## [Task brief]
Review the material line by line. Identify and copy every line that contains the string "name".

## [Exercise material]
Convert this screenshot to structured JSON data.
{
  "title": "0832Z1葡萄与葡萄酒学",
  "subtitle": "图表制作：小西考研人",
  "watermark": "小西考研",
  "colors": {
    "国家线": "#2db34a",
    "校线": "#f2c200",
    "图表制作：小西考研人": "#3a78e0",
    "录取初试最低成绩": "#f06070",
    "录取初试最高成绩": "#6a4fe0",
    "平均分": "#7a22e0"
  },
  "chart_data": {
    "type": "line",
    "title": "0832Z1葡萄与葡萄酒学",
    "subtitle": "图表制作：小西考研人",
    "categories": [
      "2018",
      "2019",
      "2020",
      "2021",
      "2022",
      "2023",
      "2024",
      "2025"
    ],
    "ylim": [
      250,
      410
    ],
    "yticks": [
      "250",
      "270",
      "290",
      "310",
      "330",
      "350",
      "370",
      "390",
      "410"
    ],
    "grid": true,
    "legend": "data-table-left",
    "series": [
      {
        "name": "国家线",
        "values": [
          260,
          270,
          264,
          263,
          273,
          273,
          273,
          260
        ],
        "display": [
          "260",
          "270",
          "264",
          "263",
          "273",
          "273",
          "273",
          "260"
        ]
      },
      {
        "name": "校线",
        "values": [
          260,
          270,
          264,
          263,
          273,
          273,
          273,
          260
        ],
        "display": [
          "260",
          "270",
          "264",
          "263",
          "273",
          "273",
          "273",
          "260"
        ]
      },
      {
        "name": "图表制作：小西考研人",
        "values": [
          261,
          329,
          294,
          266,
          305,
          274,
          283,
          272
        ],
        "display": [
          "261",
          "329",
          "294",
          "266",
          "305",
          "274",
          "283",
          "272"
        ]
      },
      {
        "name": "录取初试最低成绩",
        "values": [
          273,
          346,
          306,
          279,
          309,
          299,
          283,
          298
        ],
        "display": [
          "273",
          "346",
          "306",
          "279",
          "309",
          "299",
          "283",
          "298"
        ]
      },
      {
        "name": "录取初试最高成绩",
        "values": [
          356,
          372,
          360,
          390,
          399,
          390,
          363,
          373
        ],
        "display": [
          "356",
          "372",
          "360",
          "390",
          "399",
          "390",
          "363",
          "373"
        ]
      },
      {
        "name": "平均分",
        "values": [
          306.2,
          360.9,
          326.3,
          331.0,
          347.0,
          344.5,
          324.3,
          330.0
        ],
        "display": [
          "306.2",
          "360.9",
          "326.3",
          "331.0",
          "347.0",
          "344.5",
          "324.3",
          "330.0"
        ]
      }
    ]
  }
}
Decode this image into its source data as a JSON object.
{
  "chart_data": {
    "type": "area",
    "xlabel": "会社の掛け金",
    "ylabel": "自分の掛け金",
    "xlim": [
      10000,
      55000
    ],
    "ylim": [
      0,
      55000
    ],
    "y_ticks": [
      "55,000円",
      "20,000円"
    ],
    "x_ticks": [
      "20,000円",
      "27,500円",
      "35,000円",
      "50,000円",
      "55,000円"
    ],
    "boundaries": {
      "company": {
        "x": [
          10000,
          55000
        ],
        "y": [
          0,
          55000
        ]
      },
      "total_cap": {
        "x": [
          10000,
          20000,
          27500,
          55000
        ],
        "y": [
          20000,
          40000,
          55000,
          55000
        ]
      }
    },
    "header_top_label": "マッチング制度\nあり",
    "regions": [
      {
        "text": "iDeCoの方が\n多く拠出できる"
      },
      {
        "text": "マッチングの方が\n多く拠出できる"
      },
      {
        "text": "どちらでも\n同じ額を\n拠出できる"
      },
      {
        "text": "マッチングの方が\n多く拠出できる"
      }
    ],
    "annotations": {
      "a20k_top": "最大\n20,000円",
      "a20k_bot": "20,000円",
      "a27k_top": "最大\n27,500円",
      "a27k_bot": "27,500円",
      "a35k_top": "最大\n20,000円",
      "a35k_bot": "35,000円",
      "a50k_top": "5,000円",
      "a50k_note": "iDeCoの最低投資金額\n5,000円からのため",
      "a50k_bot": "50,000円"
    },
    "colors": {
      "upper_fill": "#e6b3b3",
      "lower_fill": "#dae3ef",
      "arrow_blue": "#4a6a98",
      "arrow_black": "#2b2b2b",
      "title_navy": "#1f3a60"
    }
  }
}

==

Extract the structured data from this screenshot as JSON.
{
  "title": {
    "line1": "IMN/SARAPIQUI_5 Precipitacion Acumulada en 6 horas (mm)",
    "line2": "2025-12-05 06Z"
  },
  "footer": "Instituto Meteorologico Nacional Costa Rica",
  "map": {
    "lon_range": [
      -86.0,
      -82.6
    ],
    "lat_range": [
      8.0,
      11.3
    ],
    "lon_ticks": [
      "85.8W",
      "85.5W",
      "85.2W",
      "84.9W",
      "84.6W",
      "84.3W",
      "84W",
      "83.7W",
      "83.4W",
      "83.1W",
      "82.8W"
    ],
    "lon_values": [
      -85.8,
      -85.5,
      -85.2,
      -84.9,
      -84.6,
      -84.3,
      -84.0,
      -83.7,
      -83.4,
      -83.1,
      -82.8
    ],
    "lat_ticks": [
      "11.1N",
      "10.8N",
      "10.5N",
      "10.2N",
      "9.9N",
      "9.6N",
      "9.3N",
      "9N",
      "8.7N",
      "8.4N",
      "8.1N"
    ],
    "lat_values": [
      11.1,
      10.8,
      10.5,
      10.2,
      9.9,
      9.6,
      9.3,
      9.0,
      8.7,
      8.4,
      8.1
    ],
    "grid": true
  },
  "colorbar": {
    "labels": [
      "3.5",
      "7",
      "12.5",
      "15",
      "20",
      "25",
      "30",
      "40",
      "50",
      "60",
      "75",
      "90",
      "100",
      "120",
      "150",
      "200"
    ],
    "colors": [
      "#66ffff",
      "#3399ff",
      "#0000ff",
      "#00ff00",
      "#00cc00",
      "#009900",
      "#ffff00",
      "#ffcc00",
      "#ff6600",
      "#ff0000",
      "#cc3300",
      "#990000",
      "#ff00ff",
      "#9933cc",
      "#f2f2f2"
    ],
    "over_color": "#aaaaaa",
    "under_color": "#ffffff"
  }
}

--

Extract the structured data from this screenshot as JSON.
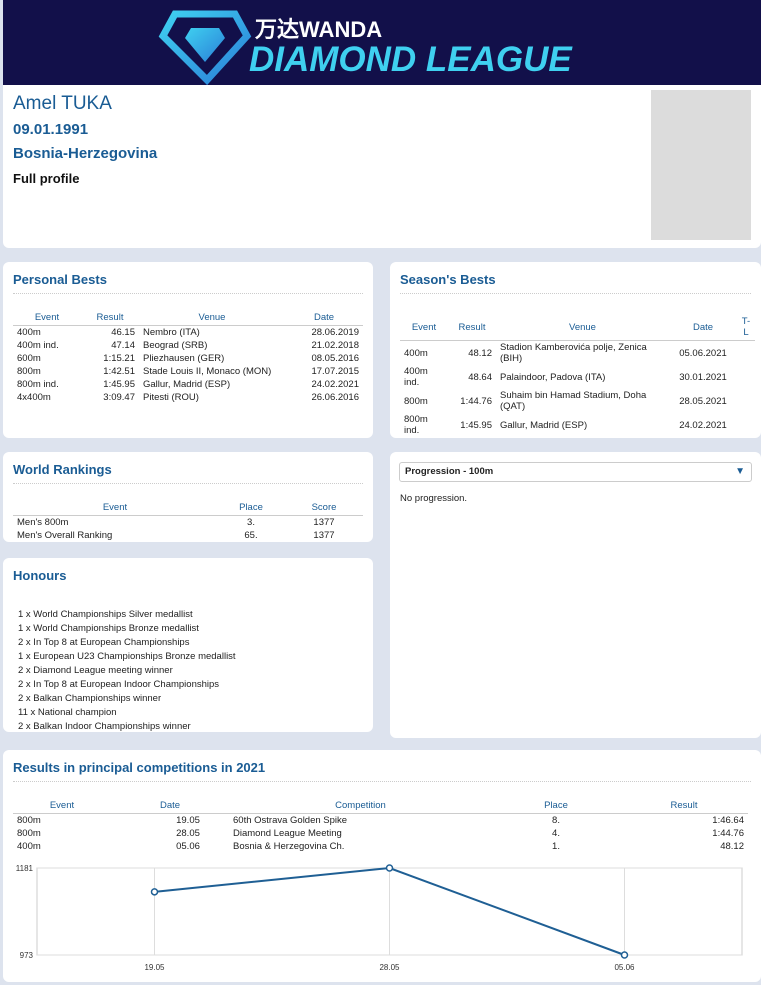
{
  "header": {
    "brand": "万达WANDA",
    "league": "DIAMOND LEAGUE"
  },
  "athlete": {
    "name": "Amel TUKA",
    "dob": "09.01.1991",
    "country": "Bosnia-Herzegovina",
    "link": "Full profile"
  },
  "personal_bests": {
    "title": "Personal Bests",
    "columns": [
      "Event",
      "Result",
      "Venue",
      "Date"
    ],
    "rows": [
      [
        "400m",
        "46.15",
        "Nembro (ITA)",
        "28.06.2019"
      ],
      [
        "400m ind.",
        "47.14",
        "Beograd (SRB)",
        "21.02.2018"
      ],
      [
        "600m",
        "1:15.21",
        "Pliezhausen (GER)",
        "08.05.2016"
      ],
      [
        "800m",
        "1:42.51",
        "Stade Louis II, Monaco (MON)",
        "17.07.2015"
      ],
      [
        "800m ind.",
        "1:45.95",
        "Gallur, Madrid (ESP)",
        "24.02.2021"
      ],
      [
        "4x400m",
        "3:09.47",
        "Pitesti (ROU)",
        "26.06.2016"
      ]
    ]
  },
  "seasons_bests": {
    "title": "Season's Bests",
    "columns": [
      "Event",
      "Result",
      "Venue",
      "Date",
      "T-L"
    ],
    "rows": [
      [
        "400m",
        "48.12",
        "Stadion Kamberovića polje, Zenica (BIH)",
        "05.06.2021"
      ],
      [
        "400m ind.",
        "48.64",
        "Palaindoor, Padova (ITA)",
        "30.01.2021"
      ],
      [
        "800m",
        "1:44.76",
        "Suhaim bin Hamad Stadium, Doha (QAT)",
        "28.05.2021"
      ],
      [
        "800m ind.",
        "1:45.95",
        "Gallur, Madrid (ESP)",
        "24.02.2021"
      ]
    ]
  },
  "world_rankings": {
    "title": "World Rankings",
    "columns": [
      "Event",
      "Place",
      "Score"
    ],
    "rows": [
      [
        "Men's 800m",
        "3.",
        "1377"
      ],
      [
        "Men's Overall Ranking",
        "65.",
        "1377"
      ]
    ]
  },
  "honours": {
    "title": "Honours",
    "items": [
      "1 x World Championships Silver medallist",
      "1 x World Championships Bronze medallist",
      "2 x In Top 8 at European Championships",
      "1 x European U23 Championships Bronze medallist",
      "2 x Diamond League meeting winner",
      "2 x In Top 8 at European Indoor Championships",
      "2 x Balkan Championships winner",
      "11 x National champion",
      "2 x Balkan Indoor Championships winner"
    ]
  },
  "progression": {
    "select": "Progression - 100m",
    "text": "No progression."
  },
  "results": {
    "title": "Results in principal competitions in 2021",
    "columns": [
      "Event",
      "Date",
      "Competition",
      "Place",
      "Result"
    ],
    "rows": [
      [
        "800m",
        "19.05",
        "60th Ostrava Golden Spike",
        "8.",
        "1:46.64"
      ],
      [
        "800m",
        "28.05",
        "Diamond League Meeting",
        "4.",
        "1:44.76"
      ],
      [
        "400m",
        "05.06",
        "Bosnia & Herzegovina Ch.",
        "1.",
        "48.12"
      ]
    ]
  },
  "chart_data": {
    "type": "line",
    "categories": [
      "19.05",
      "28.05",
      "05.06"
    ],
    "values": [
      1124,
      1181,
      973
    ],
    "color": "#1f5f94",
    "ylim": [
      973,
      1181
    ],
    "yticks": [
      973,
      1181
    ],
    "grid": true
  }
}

## [Problem solution]
        "name": "国家线",
        "name": "校线",
        "name": "图表制作：小西考研人",
        "name": "录取初试最低成绩",
        "name": "录取初试最高成绩",
        "name": "平均分",
    "name": "Amel TUKA",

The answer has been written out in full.